__Task brief__
Print all the entries verbatim.

__Task data__
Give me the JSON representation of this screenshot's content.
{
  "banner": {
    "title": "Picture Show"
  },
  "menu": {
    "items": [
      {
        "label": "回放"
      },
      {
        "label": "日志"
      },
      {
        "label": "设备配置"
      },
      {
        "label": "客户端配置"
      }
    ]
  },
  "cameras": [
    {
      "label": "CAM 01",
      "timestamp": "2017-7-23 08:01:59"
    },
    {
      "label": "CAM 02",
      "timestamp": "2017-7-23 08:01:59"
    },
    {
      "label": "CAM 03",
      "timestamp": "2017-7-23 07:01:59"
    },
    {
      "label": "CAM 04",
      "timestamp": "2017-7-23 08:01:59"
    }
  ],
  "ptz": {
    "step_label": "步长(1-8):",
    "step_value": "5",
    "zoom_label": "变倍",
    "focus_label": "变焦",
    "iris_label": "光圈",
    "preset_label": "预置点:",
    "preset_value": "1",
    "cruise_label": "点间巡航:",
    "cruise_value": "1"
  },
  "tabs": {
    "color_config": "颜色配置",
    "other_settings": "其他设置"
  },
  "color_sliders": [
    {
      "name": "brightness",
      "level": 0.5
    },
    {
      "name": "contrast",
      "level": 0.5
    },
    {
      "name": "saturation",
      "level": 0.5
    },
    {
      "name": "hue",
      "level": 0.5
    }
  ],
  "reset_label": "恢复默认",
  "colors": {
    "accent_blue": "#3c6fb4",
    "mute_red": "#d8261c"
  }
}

__Expected answer__
Give me the JSON representation of this screenshot's content.
{
  "banner": {
    "title": "Picture Show"
  },
  "menu": {
    "items": [
      {
        "label": "回放"
      },
      {
        "label": "日志"
      },
      {
        "label": "设备配置"
      },
      {
        "label": "客户端配置"
      }
    ]
  },
  "cameras": [
    {
      "label": "CAM 01",
      "timestamp": "2017-7-23 08:01:59"
    },
    {
      "label": "CAM 02",
      "timestamp": "2017-7-23 08:01:59"
    },
    {
      "label": "CAM 03",
      "timestamp": "2017-7-23 07:01:59"
    },
    {
      "label": "CAM 04",
      "timestamp": "2017-7-23 08:01:59"
    }
  ],
  "ptz": {
    "step_label": "步长(1-8):",
    "step_value": "5",
    "zoom_label": "变倍",
    "focus_label": "变焦",
    "iris_label": "光圈",
    "preset_label": "预置点:",
    "preset_value": "1",
    "cruise_label": "点间巡航:",
    "cruise_value": "1"
  },
  "tabs": {
    "color_config": "颜色配置",
    "other_settings": "其他设置"
  },
  "color_sliders": [
    {
      "name": "brightness",
      "level": 0.5
    },
    {
      "name": "contrast",
      "level": 0.5
    },
    {
      "name": "saturation",
      "level": 0.5
    },
    {
      "name": "hue",
      "level": 0.5
    }
  ],
  "reset_label": "恢复默认",
  "colors": {
    "accent_blue": "#3c6fb4",
    "mute_red": "#d8261c"
  }
}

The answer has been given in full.